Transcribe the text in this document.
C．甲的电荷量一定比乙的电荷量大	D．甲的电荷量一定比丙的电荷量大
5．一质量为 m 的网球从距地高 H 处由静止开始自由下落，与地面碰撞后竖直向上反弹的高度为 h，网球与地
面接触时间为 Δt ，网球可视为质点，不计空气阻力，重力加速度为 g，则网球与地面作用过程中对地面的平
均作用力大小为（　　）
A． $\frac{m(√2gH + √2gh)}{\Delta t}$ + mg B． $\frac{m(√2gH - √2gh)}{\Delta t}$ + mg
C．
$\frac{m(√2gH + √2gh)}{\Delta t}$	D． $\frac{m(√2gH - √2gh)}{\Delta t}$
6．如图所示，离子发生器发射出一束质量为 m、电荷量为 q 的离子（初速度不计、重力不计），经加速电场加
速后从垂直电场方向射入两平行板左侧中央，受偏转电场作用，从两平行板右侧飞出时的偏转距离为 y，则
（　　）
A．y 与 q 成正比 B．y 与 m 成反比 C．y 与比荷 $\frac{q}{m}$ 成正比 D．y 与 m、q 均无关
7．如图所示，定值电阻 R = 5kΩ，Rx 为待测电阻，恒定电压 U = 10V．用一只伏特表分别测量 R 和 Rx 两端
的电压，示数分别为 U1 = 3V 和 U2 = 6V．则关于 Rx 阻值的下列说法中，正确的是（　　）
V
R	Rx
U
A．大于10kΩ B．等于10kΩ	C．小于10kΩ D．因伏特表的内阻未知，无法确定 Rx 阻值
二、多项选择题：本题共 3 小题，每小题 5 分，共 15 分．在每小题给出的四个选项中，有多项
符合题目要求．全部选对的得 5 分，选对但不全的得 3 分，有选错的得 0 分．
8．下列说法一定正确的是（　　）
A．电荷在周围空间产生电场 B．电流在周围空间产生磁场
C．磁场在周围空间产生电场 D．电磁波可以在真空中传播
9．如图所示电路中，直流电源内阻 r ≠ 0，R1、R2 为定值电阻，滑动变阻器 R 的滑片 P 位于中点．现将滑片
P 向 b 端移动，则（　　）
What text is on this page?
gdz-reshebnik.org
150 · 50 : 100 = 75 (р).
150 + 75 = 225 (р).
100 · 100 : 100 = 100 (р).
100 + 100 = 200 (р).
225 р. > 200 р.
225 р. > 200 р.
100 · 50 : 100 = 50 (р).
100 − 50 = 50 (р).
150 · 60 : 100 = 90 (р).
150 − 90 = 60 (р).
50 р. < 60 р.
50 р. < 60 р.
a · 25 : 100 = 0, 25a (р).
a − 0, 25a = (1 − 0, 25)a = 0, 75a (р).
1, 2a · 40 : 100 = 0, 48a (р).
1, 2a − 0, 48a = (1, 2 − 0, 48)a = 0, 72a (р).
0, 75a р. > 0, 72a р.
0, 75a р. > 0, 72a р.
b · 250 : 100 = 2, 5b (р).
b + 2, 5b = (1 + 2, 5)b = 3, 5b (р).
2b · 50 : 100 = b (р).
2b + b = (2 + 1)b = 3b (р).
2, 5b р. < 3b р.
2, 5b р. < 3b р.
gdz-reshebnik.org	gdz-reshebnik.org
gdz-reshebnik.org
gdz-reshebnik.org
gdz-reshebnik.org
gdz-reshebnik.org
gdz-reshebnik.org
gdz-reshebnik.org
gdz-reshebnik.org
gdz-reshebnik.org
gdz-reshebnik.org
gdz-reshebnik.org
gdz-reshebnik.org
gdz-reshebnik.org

········

:: What is expected ::
Please output the entries above, every line exactly as it reads.

:: Solved problem ::
Transcribe the text in this document.
C．甲的电荷量一定比乙的电荷量大	D．甲的电荷量一定比丙的电荷量大
5．一质量为 m 的网球从距地高 H 处由静止开始自由下落，与地面碰撞后竖直向上反弹的高度为 h，网球与地
面接触时间为 Δt ，网球可视为质点，不计空气阻力，重力加速度为 g，则网球与地面作用过程中对地面的平
均作用力大小为（　　）
A． $\frac{m(√2gH + √2gh)}{\Delta t}$ + mg B． $\frac{m(√2gH - √2gh)}{\Delta t}$ + mg
C．
$\frac{m(√2gH + √2gh)}{\Delta t}$	D． $\frac{m(√2gH - √2gh)}{\Delta t}$
6．如图所示，离子发生器发射出一束质量为 m、电荷量为 q 的离子（初速度不计、重力不计），经加速电场加
速后从垂直电场方向射入两平行板左侧中央，受偏转电场作用，从两平行板右侧飞出时的偏转距离为 y，则
（　　）
A．y 与 q 成正比 B．y 与 m 成反比 C．y 与比荷 $\frac{q}{m}$ 成正比 D．y 与 m、q 均无关
7．如图所示，定值电阻 R = 5kΩ，Rx 为待测电阻，恒定电压 U = 10V．用一只伏特表分别测量 R 和 Rx 两端
的电压，示数分别为 U1 = 3V 和 U2 = 6V．则关于 Rx 阻值的下列说法中，正确的是（　　）
V
R	Rx
U
A．大于10kΩ B．等于10kΩ	C．小于10kΩ D．因伏特表的内阻未知，无法确定 Rx 阻值
二、多项选择题：本题共 3 小题，每小题 5 分，共 15 分．在每小题给出的四个选项中，有多项
符合题目要求．全部选对的得 5 分，选对但不全的得 3 分，有选错的得 0 分．
8．下列说法一定正确的是（　　）
A．电荷在周围空间产生电场 B．电流在周围空间产生磁场
C．磁场在周围空间产生电场 D．电磁波可以在真空中传播
9．如图所示电路中，直流电源内阻 r ≠ 0，R1、R2 为定值电阻，滑动变阻器 R 的滑片 P 位于中点．现将滑片
P 向 b 端移动，则（　　）
What text is on this page?
gdz-reshebnik.org
150 · 50 : 100 = 75 (р).
150 + 75 = 225 (р).
100 · 100 : 100 = 100 (р).
100 + 100 = 200 (р).
225 р. > 200 р.
225 р. > 200 р.
100 · 50 : 100 = 50 (р).
100 − 50 = 50 (р).
150 · 60 : 100 = 90 (р).
150 − 90 = 60 (р).
50 р. < 60 р.
50 р. < 60 р.
a · 25 : 100 = 0, 25a (р).
a − 0, 25a = (1 − 0, 25)a = 0, 75a (р).
1, 2a · 40 : 100 = 0, 48a (р).
1, 2a − 0, 48a = (1, 2 − 0, 48)a = 0, 72a (р).
0, 75a р. > 0, 72a р.
0, 75a р. > 0, 72a р.
b · 250 : 100 = 2, 5b (р).
b + 2, 5b = (1 + 2, 5)b = 3, 5b (р).
2b · 50 : 100 = b (р).
2b + b = (2 + 1)b = 3b (р).
2, 5b р. < 3b р.
2, 5b р. < 3b р.
gdz-reshebnik.org	gdz-reshebnik.org
gdz-reshebnik.org
gdz-reshebnik.org
gdz-reshebnik.org
gdz-reshebnik.org
gdz-reshebnik.org
gdz-reshebnik.org
gdz-reshebnik.org
gdz-reshebnik.org
gdz-reshebnik.org
gdz-reshebnik.org
gdz-reshebnik.org
gdz-reshebnik.org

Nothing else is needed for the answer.